> What you will do
Any picture among the records should be left out, please; retype the rest exactly.

> Available records
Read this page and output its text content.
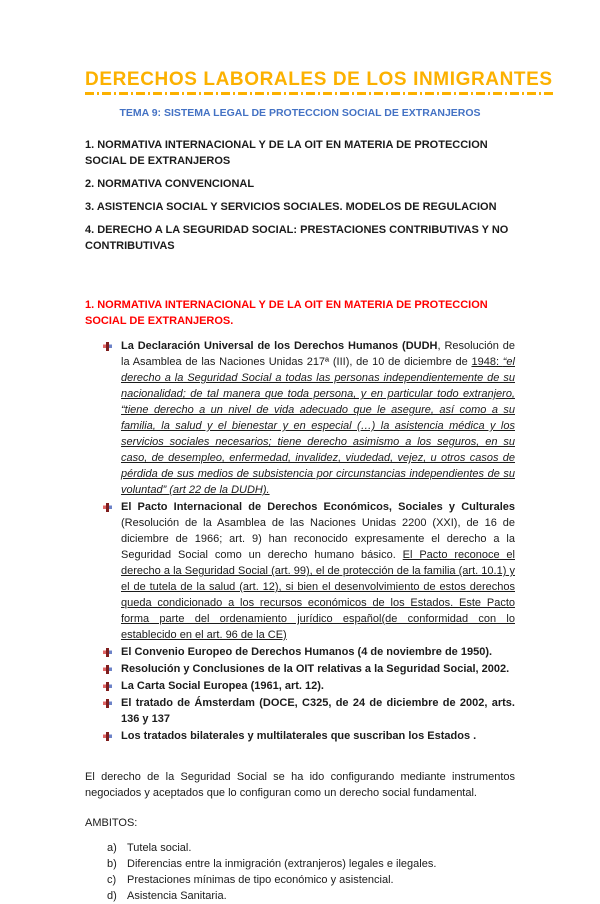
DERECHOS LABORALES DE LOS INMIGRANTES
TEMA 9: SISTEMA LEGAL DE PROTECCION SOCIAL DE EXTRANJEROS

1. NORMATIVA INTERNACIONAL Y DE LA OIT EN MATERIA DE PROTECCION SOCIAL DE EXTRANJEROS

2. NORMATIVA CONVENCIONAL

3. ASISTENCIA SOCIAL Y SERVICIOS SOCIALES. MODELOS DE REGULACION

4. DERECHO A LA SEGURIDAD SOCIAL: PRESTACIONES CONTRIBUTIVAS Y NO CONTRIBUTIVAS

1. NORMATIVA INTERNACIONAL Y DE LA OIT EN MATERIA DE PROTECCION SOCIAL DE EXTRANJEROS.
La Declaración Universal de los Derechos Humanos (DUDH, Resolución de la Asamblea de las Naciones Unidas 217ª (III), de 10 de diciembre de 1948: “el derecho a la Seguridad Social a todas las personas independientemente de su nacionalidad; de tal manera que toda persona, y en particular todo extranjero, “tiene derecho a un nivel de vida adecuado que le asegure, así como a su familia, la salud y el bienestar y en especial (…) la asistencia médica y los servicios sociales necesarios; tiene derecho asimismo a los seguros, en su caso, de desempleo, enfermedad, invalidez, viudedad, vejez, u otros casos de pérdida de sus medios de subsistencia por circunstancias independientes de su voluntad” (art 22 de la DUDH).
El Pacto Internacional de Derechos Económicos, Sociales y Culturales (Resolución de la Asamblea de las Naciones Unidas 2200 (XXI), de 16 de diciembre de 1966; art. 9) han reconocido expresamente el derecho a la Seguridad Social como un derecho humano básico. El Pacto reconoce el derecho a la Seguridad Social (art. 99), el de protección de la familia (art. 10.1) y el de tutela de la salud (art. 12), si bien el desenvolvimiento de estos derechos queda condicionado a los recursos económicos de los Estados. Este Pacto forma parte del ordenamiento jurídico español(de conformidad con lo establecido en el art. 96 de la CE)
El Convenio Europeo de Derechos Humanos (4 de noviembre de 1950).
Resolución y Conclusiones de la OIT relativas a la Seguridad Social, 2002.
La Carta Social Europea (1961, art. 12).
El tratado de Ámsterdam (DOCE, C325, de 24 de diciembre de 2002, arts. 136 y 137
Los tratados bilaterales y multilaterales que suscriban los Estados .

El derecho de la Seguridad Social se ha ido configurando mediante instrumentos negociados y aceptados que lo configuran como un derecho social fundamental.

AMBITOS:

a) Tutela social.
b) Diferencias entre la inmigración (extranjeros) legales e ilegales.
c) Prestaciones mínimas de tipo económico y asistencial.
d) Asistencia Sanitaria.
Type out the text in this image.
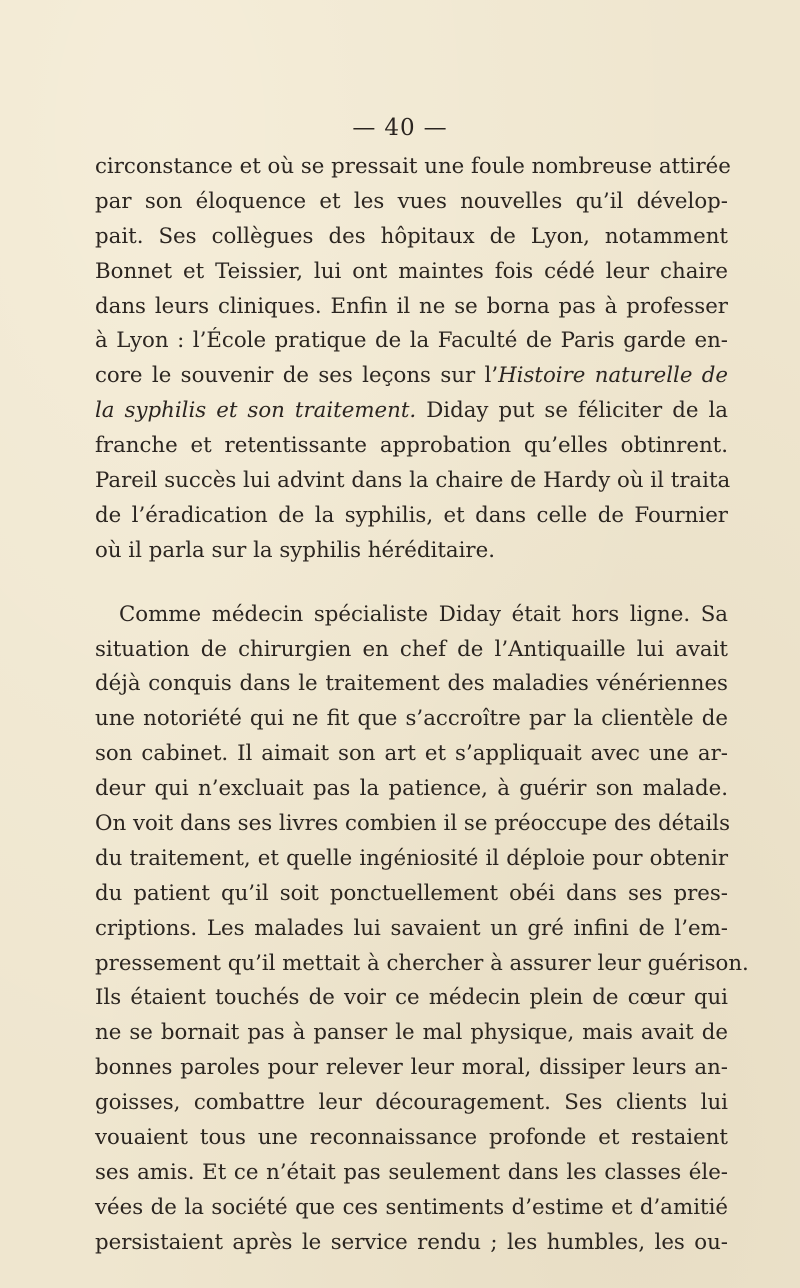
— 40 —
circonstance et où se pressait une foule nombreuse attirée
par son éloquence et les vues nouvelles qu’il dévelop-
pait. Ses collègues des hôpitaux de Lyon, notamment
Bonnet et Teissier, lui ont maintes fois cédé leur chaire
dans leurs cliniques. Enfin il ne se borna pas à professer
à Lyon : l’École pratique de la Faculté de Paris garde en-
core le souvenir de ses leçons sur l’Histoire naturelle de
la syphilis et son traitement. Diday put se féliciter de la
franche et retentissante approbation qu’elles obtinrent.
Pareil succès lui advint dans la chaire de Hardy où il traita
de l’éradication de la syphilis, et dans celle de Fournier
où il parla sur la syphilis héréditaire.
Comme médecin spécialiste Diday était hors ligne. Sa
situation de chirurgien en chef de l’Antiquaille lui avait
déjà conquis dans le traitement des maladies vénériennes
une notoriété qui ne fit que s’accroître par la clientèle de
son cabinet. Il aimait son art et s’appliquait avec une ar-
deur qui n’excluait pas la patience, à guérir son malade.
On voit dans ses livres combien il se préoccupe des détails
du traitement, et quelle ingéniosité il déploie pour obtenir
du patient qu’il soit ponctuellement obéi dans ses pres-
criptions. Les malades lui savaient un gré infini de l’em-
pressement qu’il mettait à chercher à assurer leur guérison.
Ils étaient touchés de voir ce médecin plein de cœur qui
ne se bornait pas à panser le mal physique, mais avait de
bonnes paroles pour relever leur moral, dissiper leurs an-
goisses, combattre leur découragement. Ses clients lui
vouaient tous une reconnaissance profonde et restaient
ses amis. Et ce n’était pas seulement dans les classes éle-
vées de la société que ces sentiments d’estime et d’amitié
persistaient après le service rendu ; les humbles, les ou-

> Solution below
Read this page and output its text content.
DERECHOS LABORALES DE LOS INMIGRANTES
TEMA 9: SISTEMA LEGAL DE PROTECCION SOCIAL DE EXTRANJEROS

1. NORMATIVA INTERNACIONAL Y DE LA OIT EN MATERIA DE PROTECCION SOCIAL DE EXTRANJEROS

2. NORMATIVA CONVENCIONAL

3. ASISTENCIA SOCIAL Y SERVICIOS SOCIALES. MODELOS DE REGULACION

4. DERECHO A LA SEGURIDAD SOCIAL: PRESTACIONES CONTRIBUTIVAS Y NO CONTRIBUTIVAS

1. NORMATIVA INTERNACIONAL Y DE LA OIT EN MATERIA DE PROTECCION SOCIAL DE EXTRANJEROS.
La Declaración Universal de los Derechos Humanos (DUDH, Resolución de la Asamblea de las Naciones Unidas 217ª (III), de 10 de diciembre de 1948: “el derecho a la Seguridad Social a todas las personas independientemente de su nacionalidad; de tal manera que toda persona, y en particular todo extranjero, “tiene derecho a un nivel de vida adecuado que le asegure, así como a su familia, la salud y el bienestar y en especial (…) la asistencia médica y los servicios sociales necesarios; tiene derecho asimismo a los seguros, en su caso, de desempleo, enfermedad, invalidez, viudedad, vejez, u otros casos de pérdida de sus medios de subsistencia por circunstancias independientes de su voluntad” (art 22 de la DUDH).
El Pacto Internacional de Derechos Económicos, Sociales y Culturales (Resolución de la Asamblea de las Naciones Unidas 2200 (XXI), de 16 de diciembre de 1966; art. 9) han reconocido expresamente el derecho a la Seguridad Social como un derecho humano básico. El Pacto reconoce el derecho a la Seguridad Social (art. 99), el de protección de la familia (art. 10.1) y el de tutela de la salud (art. 12), si bien el desenvolvimiento de estos derechos queda condicionado a los recursos económicos de los Estados. Este Pacto forma parte del ordenamiento jurídico español(de conformidad con lo establecido en el art. 96 de la CE)
El Convenio Europeo de Derechos Humanos (4 de noviembre de 1950).
Resolución y Conclusiones de la OIT relativas a la Seguridad Social, 2002.
La Carta Social Europea (1961, art. 12).
El tratado de Ámsterdam (DOCE, C325, de 24 de diciembre de 2002, arts. 136 y 137
Los tratados bilaterales y multilaterales que suscriban los Estados .

El derecho de la Seguridad Social se ha ido configurando mediante instrumentos negociados y aceptados que lo configuran como un derecho social fundamental.

AMBITOS:

a) Tutela social.
b) Diferencias entre la inmigración (extranjeros) legales e ilegales.
c) Prestaciones mínimas de tipo económico y asistencial.
d) Asistencia Sanitaria.
Type out the text in this image.
— 40 —
circonstance et où se pressait une foule nombreuse attirée
par son éloquence et les vues nouvelles qu’il dévelop-
pait. Ses collègues des hôpitaux de Lyon, notamment
Bonnet et Teissier, lui ont maintes fois cédé leur chaire
dans leurs cliniques. Enfin il ne se borna pas à professer
à Lyon : l’École pratique de la Faculté de Paris garde en-
core le souvenir de ses leçons sur l’Histoire naturelle de
la syphilis et son traitement. Diday put se féliciter de la
franche et retentissante approbation qu’elles obtinrent.
Pareil succès lui advint dans la chaire de Hardy où il traita
de l’éradication de la syphilis, et dans celle de Fournier
où il parla sur la syphilis héréditaire.
Comme médecin spécialiste Diday était hors ligne. Sa
situation de chirurgien en chef de l’Antiquaille lui avait
déjà conquis dans le traitement des maladies vénériennes
une notoriété qui ne fit que s’accroître par la clientèle de
son cabinet. Il aimait son art et s’appliquait avec une ar-
deur qui n’excluait pas la patience, à guérir son malade.
On voit dans ses livres combien il se préoccupe des détails
du traitement, et quelle ingéniosité il déploie pour obtenir
du patient qu’il soit ponctuellement obéi dans ses pres-
criptions. Les malades lui savaient un gré infini de l’em-
pressement qu’il mettait à chercher à assurer leur guérison.
Ils étaient touchés de voir ce médecin plein de cœur qui
ne se bornait pas à panser le mal physique, mais avait de
bonnes paroles pour relever leur moral, dissiper leurs an-
goisses, combattre leur découragement. Ses clients lui
vouaient tous une reconnaissance profonde et restaient
ses amis. Et ce n’était pas seulement dans les classes éle-
vées de la société que ces sentiments d’estime et d’amitié
persistaient après le service rendu ; les humbles, les ou-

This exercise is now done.